** START OF EXTRACTED INFORMATION **
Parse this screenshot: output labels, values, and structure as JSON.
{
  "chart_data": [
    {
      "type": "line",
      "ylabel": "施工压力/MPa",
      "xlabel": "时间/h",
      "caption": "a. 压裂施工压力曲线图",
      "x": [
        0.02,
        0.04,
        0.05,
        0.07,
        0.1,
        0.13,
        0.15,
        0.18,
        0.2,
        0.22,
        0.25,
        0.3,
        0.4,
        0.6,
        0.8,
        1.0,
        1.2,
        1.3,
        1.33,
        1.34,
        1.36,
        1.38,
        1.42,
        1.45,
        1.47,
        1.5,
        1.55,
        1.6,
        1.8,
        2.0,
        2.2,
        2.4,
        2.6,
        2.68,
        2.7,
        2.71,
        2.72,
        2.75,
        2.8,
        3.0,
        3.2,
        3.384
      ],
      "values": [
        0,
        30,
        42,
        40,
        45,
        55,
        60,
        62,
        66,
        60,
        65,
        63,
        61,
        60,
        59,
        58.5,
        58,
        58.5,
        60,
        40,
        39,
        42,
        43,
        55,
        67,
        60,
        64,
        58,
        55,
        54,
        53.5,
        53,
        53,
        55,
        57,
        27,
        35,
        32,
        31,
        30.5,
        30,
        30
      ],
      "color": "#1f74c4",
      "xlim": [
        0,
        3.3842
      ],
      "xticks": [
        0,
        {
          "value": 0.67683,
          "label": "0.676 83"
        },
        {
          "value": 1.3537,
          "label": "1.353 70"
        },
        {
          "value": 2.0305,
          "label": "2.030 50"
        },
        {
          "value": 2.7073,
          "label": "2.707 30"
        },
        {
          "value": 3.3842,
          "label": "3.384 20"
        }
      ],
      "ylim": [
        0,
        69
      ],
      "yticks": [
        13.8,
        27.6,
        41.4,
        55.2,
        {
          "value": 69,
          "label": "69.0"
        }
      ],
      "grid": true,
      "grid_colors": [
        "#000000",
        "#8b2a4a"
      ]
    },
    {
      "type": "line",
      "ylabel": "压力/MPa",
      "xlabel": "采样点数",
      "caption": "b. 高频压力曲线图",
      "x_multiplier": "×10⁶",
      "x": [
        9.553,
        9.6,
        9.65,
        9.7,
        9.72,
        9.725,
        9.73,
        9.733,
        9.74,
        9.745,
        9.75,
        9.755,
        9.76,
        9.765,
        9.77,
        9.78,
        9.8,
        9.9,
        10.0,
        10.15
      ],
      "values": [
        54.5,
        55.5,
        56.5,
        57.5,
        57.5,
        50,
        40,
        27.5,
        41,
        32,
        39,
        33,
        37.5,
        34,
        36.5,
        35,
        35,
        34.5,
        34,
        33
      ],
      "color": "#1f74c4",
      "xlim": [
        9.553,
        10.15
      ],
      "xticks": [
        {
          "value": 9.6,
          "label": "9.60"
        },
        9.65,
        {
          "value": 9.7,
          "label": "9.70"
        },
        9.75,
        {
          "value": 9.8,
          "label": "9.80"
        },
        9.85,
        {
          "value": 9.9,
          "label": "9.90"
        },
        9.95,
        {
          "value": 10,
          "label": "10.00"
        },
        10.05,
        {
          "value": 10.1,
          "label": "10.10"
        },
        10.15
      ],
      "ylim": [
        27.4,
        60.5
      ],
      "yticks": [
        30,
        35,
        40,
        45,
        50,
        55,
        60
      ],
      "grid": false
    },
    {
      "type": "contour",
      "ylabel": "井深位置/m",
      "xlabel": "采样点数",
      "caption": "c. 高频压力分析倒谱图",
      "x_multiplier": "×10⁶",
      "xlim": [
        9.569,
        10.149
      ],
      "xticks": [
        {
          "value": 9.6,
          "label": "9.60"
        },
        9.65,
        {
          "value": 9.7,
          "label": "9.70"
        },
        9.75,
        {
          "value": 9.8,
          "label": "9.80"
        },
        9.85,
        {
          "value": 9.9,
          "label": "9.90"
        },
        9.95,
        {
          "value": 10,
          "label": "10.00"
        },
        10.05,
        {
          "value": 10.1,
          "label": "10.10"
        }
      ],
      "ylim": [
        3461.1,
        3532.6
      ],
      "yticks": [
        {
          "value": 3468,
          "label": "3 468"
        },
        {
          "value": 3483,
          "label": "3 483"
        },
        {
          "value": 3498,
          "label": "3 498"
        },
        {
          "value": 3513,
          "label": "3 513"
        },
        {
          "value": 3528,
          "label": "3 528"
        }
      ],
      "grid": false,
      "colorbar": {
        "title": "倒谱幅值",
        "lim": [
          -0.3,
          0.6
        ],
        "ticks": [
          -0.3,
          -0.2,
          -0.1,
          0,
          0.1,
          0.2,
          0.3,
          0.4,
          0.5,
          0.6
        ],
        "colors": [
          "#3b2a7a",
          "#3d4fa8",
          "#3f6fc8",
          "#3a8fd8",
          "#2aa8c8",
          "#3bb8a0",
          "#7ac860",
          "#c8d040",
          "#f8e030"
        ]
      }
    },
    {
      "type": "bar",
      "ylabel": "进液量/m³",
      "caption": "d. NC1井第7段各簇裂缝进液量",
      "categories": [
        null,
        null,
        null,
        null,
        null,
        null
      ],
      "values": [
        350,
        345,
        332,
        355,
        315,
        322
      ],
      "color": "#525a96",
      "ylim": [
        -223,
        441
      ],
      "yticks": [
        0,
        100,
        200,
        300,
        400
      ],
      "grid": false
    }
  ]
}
** END OF EXTRACTED INFORMATION **
◆ WHAT IS ASKED
Type out all of the material again, word for word.

◆ THE ANSWER
Parse this screenshot: output labels, values, and structure as JSON.
{
  "chart_data": [
    {
      "type": "line",
      "ylabel": "施工压力/MPa",
      "xlabel": "时间/h",
      "caption": "a. 压裂施工压力曲线图",
      "x": [
        0.02,
        0.04,
        0.05,
        0.07,
        0.1,
        0.13,
        0.15,
        0.18,
        0.2,
        0.22,
        0.25,
        0.3,
        0.4,
        0.6,
        0.8,
        1.0,
        1.2,
        1.3,
        1.33,
        1.34,
        1.36,
        1.38,
        1.42,
        1.45,
        1.47,
        1.5,
        1.55,
        1.6,
        1.8,
        2.0,
        2.2,
        2.4,
        2.6,
        2.68,
        2.7,
        2.71,
        2.72,
        2.75,
        2.8,
        3.0,
        3.2,
        3.384
      ],
      "values": [
        0,
        30,
        42,
        40,
        45,
        55,
        60,
        62,
        66,
        60,
        65,
        63,
        61,
        60,
        59,
        58.5,
        58,
        58.5,
        60,
        40,
        39,
        42,
        43,
        55,
        67,
        60,
        64,
        58,
        55,
        54,
        53.5,
        53,
        53,
        55,
        57,
        27,
        35,
        32,
        31,
        30.5,
        30,
        30
      ],
      "color": "#1f74c4",
      "xlim": [
        0,
        3.3842
      ],
      "xticks": [
        0,
        {
          "value": 0.67683,
          "label": "0.676 83"
        },
        {
          "value": 1.3537,
          "label": "1.353 70"
        },
        {
          "value": 2.0305,
          "label": "2.030 50"
        },
        {
          "value": 2.7073,
          "label": "2.707 30"
        },
        {
          "value": 3.3842,
          "label": "3.384 20"
        }
      ],
      "ylim": [
        0,
        69
      ],
      "yticks": [
        13.8,
        27.6,
        41.4,
        55.2,
        {
          "value": 69,
          "label": "69.0"
        }
      ],
      "grid": true,
      "grid_colors": [
        "#000000",
        "#8b2a4a"
      ]
    },
    {
      "type": "line",
      "ylabel": "压力/MPa",
      "xlabel": "采样点数",
      "caption": "b. 高频压力曲线图",
      "x_multiplier": "×10⁶",
      "x": [
        9.553,
        9.6,
        9.65,
        9.7,
        9.72,
        9.725,
        9.73,
        9.733,
        9.74,
        9.745,
        9.75,
        9.755,
        9.76,
        9.765,
        9.77,
        9.78,
        9.8,
        9.9,
        10.0,
        10.15
      ],
      "values": [
        54.5,
        55.5,
        56.5,
        57.5,
        57.5,
        50,
        40,
        27.5,
        41,
        32,
        39,
        33,
        37.5,
        34,
        36.5,
        35,
        35,
        34.5,
        34,
        33
      ],
      "color": "#1f74c4",
      "xlim": [
        9.553,
        10.15
      ],
      "xticks": [
        {
          "value": 9.6,
          "label": "9.60"
        },
        9.65,
        {
          "value": 9.7,
          "label": "9.70"
        },
        9.75,
        {
          "value": 9.8,
          "label": "9.80"
        },
        9.85,
        {
          "value": 9.9,
          "label": "9.90"
        },
        9.95,
        {
          "value": 10,
          "label": "10.00"
        },
        10.05,
        {
          "value": 10.1,
          "label": "10.10"
        },
        10.15
      ],
      "ylim": [
        27.4,
        60.5
      ],
      "yticks": [
        30,
        35,
        40,
        45,
        50,
        55,
        60
      ],
      "grid": false
    },
    {
      "type": "contour",
      "ylabel": "井深位置/m",
      "xlabel": "采样点数",
      "caption": "c. 高频压力分析倒谱图",
      "x_multiplier": "×10⁶",
      "xlim": [
        9.569,
        10.149
      ],
      "xticks": [
        {
          "value": 9.6,
          "label": "9.60"
        },
        9.65,
        {
          "value": 9.7,
          "label": "9.70"
        },
        9.75,
        {
          "value": 9.8,
          "label": "9.80"
        },
        9.85,
        {
          "value": 9.9,
          "label": "9.90"
        },
        9.95,
        {
          "value": 10,
          "label": "10.00"
        },
        10.05,
        {
          "value": 10.1,
          "label": "10.10"
        }
      ],
      "ylim": [
        3461.1,
        3532.6
      ],
      "yticks": [
        {
          "value": 3468,
          "label": "3 468"
        },
        {
          "value": 3483,
          "label": "3 483"
        },
        {
          "value": 3498,
          "label": "3 498"
        },
        {
          "value": 3513,
          "label": "3 513"
        },
        {
          "value": 3528,
          "label": "3 528"
        }
      ],
      "grid": false,
      "colorbar": {
        "title": "倒谱幅值",
        "lim": [
          -0.3,
          0.6
        ],
        "ticks": [
          -0.3,
          -0.2,
          -0.1,
          0,
          0.1,
          0.2,
          0.3,
          0.4,
          0.5,
          0.6
        ],
        "colors": [
          "#3b2a7a",
          "#3d4fa8",
          "#3f6fc8",
          "#3a8fd8",
          "#2aa8c8",
          "#3bb8a0",
          "#7ac860",
          "#c8d040",
          "#f8e030"
        ]
      }
    },
    {
      "type": "bar",
      "ylabel": "进液量/m³",
      "caption": "d. NC1井第7段各簇裂缝进液量",
      "categories": [
        null,
        null,
        null,
        null,
        null,
        null
      ],
      "values": [
        350,
        345,
        332,
        355,
        315,
        322
      ],
      "color": "#525a96",
      "ylim": [
        -223,
        441
      ],
      "yticks": [
        0,
        100,
        200,
        300,
        400
      ],
      "grid": false
    }
  ]
}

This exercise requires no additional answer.